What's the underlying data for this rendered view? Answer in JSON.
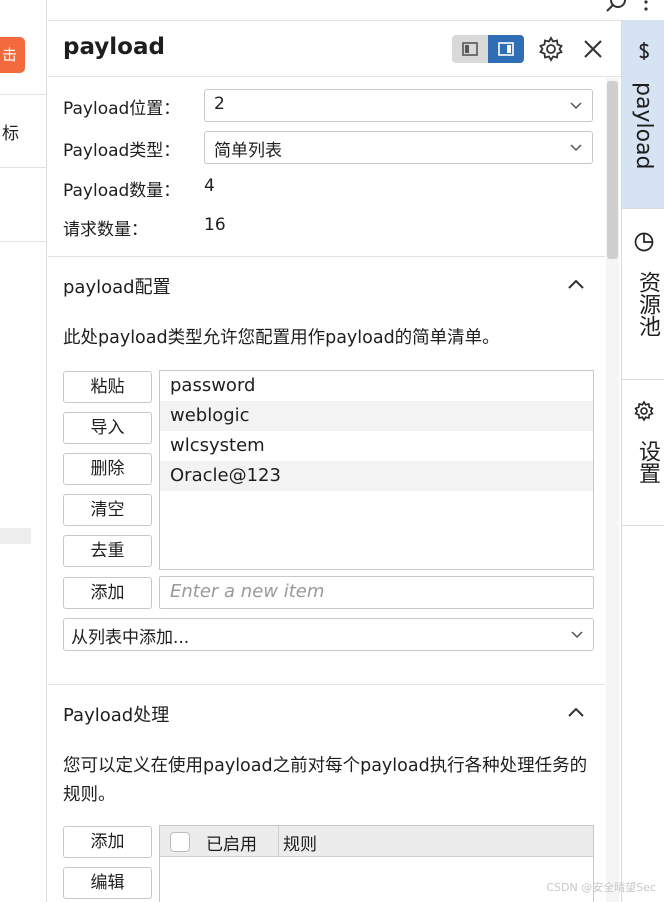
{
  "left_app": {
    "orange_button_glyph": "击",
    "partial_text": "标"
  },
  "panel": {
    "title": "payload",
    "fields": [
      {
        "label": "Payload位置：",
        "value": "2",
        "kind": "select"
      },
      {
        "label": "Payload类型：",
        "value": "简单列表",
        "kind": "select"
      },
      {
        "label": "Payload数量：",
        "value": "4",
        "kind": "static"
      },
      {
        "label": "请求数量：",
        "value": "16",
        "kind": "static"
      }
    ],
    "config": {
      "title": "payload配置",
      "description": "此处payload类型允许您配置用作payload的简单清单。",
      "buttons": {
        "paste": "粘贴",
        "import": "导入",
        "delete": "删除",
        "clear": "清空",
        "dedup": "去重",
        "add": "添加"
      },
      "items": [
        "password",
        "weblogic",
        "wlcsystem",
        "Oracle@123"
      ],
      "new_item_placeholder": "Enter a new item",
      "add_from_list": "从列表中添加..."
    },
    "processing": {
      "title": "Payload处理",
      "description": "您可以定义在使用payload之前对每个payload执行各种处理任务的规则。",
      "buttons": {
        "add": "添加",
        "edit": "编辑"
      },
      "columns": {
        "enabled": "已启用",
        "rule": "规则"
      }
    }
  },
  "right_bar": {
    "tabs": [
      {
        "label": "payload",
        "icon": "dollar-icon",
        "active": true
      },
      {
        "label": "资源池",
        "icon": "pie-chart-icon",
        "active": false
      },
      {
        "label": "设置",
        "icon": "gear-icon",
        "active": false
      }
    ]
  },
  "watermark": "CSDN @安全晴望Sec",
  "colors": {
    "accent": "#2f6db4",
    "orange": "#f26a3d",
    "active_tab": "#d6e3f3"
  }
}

* [Given problem]:
Gather each line from the listing above that holds "description".

* [Output below]:
      "description": "此处payload类型允许您配置用作payload的简单清单。",
      "description": "您可以定义在使用payload之前对每个payload执行各种处理任务的规则。",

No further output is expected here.